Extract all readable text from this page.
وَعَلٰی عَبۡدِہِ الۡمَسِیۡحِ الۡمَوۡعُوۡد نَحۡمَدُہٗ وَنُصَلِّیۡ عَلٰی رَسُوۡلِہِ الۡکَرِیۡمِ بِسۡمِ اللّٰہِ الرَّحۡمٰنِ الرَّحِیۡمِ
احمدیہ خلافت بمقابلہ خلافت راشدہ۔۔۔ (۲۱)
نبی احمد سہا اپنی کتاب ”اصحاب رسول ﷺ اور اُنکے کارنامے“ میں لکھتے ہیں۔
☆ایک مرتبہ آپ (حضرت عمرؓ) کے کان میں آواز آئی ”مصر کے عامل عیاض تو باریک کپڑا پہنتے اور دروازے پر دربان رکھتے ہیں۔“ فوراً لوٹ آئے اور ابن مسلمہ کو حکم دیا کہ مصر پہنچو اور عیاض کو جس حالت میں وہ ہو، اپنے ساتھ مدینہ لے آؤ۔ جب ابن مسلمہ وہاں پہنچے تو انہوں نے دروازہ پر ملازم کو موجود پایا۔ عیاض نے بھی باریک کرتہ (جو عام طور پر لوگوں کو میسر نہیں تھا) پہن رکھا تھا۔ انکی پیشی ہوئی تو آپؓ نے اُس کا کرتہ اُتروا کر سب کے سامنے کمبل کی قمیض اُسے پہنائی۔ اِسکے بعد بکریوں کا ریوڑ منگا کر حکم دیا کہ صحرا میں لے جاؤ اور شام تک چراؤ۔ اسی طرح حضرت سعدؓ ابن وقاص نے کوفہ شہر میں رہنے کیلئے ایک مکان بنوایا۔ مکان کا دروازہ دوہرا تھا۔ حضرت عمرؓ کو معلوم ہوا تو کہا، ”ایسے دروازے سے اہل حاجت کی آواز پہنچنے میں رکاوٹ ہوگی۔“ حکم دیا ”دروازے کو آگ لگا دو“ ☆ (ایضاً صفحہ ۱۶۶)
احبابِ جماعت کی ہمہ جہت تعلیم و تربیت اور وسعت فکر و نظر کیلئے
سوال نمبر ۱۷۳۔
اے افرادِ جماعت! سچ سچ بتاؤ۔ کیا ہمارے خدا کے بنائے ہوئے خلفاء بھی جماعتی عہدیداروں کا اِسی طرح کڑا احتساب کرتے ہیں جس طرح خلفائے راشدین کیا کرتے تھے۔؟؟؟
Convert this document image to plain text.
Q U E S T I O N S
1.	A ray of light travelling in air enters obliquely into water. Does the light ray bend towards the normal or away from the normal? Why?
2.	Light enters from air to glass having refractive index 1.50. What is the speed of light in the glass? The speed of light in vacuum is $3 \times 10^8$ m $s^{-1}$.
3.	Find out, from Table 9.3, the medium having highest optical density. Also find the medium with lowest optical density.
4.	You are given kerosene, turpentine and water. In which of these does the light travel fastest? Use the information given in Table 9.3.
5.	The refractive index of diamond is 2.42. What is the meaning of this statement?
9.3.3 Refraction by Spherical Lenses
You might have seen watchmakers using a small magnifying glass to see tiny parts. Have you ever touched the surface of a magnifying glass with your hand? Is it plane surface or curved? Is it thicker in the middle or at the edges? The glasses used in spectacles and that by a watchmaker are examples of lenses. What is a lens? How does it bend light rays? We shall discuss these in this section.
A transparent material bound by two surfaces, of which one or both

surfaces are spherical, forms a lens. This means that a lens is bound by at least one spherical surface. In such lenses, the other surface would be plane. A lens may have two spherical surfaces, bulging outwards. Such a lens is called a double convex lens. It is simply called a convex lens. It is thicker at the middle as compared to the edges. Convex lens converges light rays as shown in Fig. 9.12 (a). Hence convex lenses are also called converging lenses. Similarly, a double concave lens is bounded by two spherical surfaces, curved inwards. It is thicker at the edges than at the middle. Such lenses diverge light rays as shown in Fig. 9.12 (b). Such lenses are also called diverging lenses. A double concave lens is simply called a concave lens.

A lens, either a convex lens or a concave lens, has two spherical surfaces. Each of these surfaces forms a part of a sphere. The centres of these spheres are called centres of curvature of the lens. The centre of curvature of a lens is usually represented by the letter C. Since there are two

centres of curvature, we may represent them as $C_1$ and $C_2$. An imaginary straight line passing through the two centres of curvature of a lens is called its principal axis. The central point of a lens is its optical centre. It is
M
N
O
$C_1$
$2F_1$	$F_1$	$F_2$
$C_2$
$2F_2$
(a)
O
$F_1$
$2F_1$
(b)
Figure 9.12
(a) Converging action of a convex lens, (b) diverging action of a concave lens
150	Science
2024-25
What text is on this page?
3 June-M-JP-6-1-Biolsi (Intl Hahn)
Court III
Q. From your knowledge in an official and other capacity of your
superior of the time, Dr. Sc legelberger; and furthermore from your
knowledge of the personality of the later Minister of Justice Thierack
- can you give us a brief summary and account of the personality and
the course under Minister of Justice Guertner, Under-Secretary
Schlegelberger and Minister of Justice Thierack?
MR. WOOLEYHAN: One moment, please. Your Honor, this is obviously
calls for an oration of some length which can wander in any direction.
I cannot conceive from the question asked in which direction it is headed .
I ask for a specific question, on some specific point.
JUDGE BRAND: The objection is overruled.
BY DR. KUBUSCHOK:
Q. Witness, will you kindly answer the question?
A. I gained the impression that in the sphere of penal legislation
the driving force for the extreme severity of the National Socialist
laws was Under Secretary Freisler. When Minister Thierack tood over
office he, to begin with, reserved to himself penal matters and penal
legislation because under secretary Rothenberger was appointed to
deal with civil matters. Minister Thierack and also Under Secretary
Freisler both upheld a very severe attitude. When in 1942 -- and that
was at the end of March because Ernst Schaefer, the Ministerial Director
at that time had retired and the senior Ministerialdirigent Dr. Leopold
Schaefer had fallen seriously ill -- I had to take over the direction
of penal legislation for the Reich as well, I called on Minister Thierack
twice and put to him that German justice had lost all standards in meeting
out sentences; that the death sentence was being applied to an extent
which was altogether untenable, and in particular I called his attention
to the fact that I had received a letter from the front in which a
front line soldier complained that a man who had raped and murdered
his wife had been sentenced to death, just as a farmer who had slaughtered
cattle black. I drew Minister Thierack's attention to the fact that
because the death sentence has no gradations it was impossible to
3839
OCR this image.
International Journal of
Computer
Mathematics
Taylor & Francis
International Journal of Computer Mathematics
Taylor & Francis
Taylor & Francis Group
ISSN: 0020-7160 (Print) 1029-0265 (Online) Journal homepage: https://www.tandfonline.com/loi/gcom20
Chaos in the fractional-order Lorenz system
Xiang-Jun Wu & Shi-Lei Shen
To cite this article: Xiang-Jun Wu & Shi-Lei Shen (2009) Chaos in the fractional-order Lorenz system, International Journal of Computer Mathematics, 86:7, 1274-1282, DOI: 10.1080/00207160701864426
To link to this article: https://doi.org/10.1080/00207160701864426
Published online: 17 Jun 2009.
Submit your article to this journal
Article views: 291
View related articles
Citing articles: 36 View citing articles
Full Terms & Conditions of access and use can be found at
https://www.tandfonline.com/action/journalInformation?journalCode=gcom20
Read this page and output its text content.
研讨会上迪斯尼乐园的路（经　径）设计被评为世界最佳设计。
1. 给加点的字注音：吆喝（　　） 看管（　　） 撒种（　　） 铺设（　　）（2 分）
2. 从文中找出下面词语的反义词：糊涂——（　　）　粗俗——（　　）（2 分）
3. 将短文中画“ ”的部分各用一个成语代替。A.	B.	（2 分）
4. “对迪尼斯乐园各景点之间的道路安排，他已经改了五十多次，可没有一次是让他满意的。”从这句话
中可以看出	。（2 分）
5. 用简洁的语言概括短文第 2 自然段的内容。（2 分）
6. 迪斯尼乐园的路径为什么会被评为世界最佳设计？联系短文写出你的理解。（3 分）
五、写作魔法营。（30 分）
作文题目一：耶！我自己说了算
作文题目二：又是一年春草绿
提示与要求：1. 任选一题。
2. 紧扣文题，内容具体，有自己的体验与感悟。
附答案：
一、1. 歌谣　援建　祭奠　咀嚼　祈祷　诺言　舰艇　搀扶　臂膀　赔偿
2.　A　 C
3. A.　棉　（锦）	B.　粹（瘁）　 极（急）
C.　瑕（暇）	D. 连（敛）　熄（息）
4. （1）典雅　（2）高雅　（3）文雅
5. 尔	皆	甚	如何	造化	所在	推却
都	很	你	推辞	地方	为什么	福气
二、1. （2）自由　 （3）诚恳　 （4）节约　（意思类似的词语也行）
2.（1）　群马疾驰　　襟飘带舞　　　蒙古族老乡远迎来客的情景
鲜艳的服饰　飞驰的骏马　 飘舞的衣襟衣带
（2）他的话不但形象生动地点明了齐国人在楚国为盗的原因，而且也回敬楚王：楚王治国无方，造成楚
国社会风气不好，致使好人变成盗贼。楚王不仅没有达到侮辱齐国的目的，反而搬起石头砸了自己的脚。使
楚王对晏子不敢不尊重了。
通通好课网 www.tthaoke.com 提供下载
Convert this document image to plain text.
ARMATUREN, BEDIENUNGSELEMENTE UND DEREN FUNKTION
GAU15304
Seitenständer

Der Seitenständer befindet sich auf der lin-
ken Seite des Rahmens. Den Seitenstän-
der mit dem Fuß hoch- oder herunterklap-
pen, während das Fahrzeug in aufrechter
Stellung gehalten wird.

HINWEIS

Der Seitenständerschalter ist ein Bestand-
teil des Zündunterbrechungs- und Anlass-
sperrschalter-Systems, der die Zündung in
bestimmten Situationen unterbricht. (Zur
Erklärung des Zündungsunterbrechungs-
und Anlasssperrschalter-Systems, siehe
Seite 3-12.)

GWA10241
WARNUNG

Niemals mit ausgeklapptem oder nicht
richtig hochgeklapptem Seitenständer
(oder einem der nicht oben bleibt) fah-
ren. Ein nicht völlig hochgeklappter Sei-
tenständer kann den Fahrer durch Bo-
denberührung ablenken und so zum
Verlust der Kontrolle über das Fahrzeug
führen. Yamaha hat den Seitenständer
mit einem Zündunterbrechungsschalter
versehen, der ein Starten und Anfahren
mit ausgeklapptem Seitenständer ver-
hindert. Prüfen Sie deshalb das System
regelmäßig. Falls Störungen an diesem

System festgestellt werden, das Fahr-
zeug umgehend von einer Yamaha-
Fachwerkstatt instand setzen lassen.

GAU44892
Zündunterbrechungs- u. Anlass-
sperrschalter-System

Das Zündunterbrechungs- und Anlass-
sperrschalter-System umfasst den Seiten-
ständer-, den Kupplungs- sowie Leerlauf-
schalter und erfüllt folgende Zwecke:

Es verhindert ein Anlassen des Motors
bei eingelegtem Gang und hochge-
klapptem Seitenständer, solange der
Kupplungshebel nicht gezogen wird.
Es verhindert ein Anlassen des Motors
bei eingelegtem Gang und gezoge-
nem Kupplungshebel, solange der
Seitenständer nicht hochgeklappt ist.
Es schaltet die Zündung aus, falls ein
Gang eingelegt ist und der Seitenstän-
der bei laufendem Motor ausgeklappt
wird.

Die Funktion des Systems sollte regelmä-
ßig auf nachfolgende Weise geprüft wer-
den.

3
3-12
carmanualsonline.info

*-*-*

=== STATED TASK ===
Search the data for "ausgeklapptem". Copy every matching line.

=== COMPLETE RESPONSE ===
Niemals mit ausgeklapptem oder nicht
mit ausgeklapptem Seitenständer ver-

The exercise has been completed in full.